++++ Sezione del documento

### Illusione di Competenza: la Percezione di Essere Musicisti e Informatici
Il web almeno nella concezione iniziale nasce come strumento di democratizzazione. Lo scopo era condividere la conoscenza tra coloro che avessero avuto accesso ad internet senza barriere sociali. Così l'accesso agli strumenti digitali ha democratizzato molti ambiti, attualmente chiunque può creare una traccia musicale o sviluppare una formula complessa su un foglio di calcolo. Questo ha un enorme valore di inclusività e creatività, ma genera anche l’illusione di competenza, ovvero la sensazione che l’uso dello strumento equivalga alla padronanza della disciplina.
#### Musica Digitale: Creatori o Esecutori?
Ascoltare [[musica]], manipolare campioni e creare suoni digitali su piattaforme digitali è alla portata di molti. Tuttavia, questi strumenti spesso offrono versioni semplificate dell’esperienza musicale. La differenza tra un musicista che crea un’opera e qualcuno che utilizza loop o basi predefinite può sembrare sottile all’esterno, ma rappresenta una barriera fondamentale. La competenza musicale non è solo l’atto di fare musica, ma richiede conoscenze profonde su armonia, composizione e interpretazione. *Essere un esecutore di strumenti digitali è diverso dall’essere un compositore*.
#### Informatica e la Cultura dell’App
Come par la musica anche nell' ambito dell' [[informatica]] creare una formula in Excel o programmare un semplice script può dare l’illusione di essere “informatici” o addirittura “programmatore”. Tuttavia, la vera padronanza dell’informatica implica non solo la capacità di scrivere codice, ma una comprensione dei principi sottostanti, come la gestione degli [[algoritmi]], l’architettura dei sistemi e la logica dei dati. L’utente che crea una semplice automazione o utilizza un’app intuitiva può non cogliere la complessità e il pensiero computazionale che rende quel processo possibile. In breve, *utilizzare uno strumento digitale non equivale a padroneggiarlo o capirne le basi teoriche*.

++++++++
++++ Dati estratti

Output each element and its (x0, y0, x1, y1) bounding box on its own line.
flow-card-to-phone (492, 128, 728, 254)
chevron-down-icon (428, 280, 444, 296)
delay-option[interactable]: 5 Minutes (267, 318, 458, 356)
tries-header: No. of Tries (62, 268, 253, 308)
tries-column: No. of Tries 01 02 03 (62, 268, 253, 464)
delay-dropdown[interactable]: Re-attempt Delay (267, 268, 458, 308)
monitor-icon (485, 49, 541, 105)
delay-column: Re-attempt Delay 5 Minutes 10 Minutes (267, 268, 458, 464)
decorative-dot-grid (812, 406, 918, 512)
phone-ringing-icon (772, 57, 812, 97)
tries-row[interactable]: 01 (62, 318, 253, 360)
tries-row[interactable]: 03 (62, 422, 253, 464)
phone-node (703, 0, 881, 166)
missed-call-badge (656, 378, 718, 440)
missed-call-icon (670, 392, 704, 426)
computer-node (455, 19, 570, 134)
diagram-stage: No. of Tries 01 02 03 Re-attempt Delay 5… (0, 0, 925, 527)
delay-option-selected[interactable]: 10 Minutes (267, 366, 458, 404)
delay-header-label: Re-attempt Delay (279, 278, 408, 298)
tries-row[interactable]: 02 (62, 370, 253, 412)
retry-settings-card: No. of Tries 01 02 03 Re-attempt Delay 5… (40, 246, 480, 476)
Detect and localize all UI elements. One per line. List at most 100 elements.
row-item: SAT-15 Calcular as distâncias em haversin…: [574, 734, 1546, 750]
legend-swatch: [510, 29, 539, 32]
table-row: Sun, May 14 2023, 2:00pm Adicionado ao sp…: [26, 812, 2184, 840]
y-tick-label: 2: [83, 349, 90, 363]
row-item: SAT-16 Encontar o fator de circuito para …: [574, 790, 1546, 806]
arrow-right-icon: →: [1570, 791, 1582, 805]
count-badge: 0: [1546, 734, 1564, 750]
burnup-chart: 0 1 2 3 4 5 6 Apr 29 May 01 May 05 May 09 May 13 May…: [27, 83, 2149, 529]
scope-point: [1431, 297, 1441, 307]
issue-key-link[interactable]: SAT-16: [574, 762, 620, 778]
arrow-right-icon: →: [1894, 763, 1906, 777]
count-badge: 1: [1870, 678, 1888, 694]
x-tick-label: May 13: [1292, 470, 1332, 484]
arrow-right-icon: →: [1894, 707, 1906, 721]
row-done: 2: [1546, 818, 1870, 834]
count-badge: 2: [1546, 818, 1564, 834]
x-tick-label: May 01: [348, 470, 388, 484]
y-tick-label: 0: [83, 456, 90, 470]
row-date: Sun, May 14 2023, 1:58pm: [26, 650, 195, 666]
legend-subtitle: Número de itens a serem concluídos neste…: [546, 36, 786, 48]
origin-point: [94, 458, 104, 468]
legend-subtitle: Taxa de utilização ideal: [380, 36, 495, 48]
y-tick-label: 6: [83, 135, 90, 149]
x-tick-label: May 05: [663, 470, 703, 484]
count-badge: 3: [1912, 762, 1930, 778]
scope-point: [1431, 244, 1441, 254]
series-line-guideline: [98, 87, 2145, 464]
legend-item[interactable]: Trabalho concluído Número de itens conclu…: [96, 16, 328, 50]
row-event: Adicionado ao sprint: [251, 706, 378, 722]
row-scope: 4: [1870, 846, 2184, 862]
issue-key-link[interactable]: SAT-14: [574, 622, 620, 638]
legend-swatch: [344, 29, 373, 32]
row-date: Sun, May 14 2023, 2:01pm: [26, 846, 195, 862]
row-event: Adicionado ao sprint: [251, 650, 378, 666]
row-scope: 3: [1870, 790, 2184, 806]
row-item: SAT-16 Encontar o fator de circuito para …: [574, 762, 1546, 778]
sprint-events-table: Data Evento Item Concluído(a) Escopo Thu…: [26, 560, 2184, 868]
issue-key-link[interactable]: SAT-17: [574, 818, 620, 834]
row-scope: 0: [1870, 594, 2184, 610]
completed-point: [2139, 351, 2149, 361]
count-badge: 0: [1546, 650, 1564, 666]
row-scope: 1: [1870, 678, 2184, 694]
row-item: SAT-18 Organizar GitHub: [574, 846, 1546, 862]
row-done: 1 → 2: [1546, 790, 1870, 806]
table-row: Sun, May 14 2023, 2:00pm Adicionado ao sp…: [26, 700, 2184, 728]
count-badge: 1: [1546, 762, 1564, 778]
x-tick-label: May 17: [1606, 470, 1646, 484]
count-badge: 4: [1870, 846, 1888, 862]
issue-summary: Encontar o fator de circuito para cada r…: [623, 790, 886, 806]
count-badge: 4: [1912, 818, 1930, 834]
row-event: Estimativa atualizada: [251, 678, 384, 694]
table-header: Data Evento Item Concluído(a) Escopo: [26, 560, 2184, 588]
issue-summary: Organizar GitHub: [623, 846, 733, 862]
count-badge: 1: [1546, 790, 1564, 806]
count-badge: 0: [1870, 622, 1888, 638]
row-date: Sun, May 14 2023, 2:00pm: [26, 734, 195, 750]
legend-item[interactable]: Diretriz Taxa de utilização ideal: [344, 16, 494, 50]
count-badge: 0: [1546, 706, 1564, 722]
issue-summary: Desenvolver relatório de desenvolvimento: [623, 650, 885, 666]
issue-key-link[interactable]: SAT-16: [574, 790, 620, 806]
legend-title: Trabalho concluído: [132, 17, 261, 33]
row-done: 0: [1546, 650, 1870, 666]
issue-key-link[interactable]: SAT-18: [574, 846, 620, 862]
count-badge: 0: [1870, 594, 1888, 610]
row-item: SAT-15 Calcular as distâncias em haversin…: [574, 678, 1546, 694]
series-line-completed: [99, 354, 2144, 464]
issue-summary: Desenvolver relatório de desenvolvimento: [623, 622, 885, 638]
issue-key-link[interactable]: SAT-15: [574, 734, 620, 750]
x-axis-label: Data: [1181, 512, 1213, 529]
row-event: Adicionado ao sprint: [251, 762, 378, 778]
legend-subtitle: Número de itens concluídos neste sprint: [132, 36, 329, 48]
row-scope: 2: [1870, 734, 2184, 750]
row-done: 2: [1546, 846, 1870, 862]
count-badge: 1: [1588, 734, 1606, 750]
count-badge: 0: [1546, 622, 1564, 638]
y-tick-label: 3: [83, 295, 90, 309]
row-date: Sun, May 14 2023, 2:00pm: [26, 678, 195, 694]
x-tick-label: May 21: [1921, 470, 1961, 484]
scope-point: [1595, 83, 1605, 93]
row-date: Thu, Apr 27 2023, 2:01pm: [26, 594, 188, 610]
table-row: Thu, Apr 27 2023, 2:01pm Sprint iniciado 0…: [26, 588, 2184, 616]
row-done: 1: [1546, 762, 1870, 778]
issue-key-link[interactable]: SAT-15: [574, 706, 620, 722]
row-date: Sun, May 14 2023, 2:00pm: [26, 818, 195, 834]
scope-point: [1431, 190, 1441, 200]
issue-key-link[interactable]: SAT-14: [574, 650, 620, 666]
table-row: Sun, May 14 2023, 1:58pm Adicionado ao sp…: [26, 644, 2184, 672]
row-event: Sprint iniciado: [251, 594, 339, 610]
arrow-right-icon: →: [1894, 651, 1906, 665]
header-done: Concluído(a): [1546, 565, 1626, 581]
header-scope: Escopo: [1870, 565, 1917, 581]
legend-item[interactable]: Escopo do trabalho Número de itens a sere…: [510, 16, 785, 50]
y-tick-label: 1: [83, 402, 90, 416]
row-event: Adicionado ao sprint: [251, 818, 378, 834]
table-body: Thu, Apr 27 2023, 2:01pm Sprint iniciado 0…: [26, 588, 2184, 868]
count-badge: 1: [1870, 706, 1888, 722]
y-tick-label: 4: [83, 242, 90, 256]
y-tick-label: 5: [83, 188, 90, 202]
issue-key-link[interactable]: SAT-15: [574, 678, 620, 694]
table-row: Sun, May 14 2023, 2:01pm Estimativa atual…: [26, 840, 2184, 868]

++++++++

• Compiti dell'esercizio
1/ Secondo il testo sull'illusione di competenza, quali conoscenze richiede la competenza musicale?
2/ Nel testo sull'illusione di competenza, riporta il passo che comincia con le parole "#### Musica Digitale: Creatori" e finisce dopo "dall’essere un compositore*.", cambiando "sottile" in "minima".
Il materiale non ha alcun legame con il testo.

• Elenco delle risposte
1/ Conoscenze profonde su armonia, composizione e interpretazione.

2/
#### Musica Digitale: Creatori o Esecutori?
Ascoltare [[musica]], manipolare campioni e creare suoni digitali su piattaforme digitali è alla portata di molti. Tuttavia, questi strumenti spesso offrono versioni semplificate dell’esperienza musicale. La differenza tra un musicista che crea un’opera e qualcuno che utilizza loop o basi predefinite può sembrare minima all’esterno, ma rappresenta una barriera fondamentale. La competenza musicale non è solo l’atto di fare musica, ma richiede conoscenze profonde su armonia, composizione e interpretazione. *Essere un esecutore di strumenti digitali è diverso dall’essere un compositore*.